**What is asked**
Check each line of the material. Copy those containing "sphere".

**Provided material**
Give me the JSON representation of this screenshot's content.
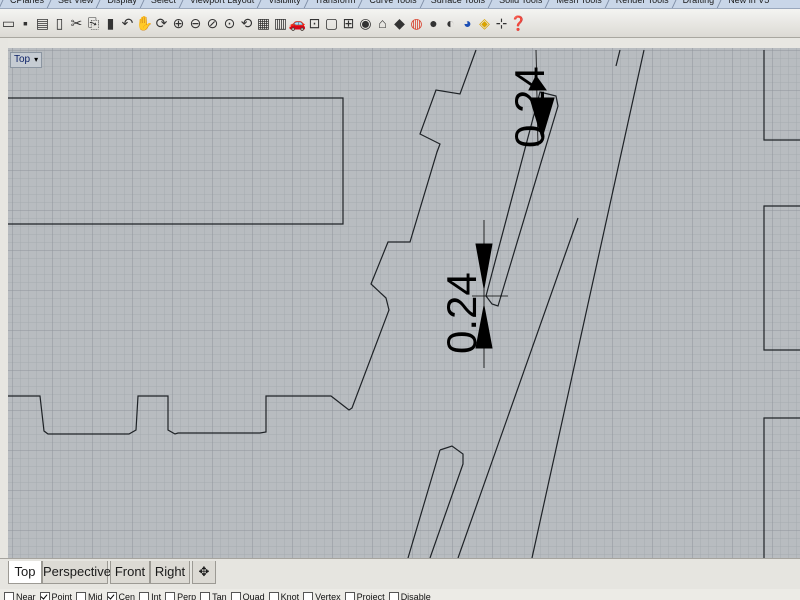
{
  "toolbar_tabs": [
    "CPlanes",
    "Set View",
    "Display",
    "Select",
    "Viewport Layout",
    "Visibility",
    "Transform",
    "Curve Tools",
    "Surface Tools",
    "Solid Tools",
    "Mesh Tools",
    "Render Tools",
    "Drafting",
    "New in V5"
  ],
  "toolbar_icons": [
    "new-file-icon",
    "save-icon",
    "print-icon",
    "import-icon",
    "cut-icon",
    "copy-icon",
    "paste-icon",
    "undo-icon",
    "pan-icon",
    "rotate-view-icon",
    "zoom-window-icon",
    "zoom-extents-icon",
    "zoom-selected-icon",
    "zoom-dynamic-icon",
    "undo-view-icon",
    "four-viewports-icon",
    "grid-icon",
    "car-icon",
    "select-points-icon",
    "rectangle-select-icon",
    "cplane-icon",
    "light-icon",
    "lock-icon",
    "material-icon",
    "color-circle-icon",
    "render-sphere-icon",
    "shaded-sphere-icon",
    "rendered-sphere-icon",
    "gumball-icon",
    "osnap-icon",
    "help-icon"
  ],
  "viewport": {
    "label": "Top"
  },
  "dimensions": {
    "upper": "0.24",
    "lower": "0.24"
  },
  "viewport_tabs": [
    "Top",
    "Perspective",
    "Front",
    "Right"
  ],
  "osnap": [
    {
      "label": "Near",
      "checked": false
    },
    {
      "label": "Point",
      "checked": true
    },
    {
      "label": "Mid",
      "checked": false
    },
    {
      "label": "Cen",
      "checked": true
    },
    {
      "label": "Int",
      "checked": false
    },
    {
      "label": "Perp",
      "checked": false
    },
    {
      "label": "Tan",
      "checked": false
    },
    {
      "label": "Quad",
      "checked": false
    },
    {
      "label": "Knot",
      "checked": false
    },
    {
      "label": "Vertex",
      "checked": false
    },
    {
      "label": "Project",
      "checked": false
    },
    {
      "label": "Disable",
      "checked": false
    }
  ],
  "colors": {
    "grid_bg": "#b8bcc0",
    "grid_minor": "#a6abb0",
    "grid_major": "#8f959b",
    "curve": "#1e2226",
    "label_text": "#0a1f66"
  }
}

**Full response**
    "render-sphere-icon",
    "shaded-sphere-icon",
    "rendered-sphere-icon",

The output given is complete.